_Problem requirements_
Select the lines that contain "along" and copy each of them.

[Stored entries]
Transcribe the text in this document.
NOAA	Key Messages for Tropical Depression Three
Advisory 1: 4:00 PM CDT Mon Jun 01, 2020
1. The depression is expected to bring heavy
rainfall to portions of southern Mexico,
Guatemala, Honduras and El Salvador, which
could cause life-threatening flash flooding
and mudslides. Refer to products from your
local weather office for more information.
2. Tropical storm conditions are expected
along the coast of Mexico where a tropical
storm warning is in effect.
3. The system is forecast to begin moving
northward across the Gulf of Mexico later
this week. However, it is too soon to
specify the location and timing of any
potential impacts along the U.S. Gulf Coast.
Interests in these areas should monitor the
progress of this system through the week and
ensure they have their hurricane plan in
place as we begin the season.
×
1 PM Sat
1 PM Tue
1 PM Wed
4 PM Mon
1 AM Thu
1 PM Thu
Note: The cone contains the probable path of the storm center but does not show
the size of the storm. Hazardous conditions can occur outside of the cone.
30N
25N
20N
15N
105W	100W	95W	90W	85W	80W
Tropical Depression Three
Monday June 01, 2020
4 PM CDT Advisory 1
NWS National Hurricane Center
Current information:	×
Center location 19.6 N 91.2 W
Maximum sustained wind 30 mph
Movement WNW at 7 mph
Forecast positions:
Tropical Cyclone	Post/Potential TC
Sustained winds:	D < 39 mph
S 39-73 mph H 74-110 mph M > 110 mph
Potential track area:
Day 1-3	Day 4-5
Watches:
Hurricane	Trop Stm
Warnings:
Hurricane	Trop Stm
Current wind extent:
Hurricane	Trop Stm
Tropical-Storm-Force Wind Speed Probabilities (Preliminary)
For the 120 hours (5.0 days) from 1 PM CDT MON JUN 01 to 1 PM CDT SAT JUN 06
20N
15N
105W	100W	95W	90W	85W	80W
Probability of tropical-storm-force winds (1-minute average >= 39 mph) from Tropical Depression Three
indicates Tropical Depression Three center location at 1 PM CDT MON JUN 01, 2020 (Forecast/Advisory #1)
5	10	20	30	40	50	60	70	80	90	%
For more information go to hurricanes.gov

_Problem solution_
along the coast of Mexico where a tropical
potential impacts along the U.S. Gulf Coast.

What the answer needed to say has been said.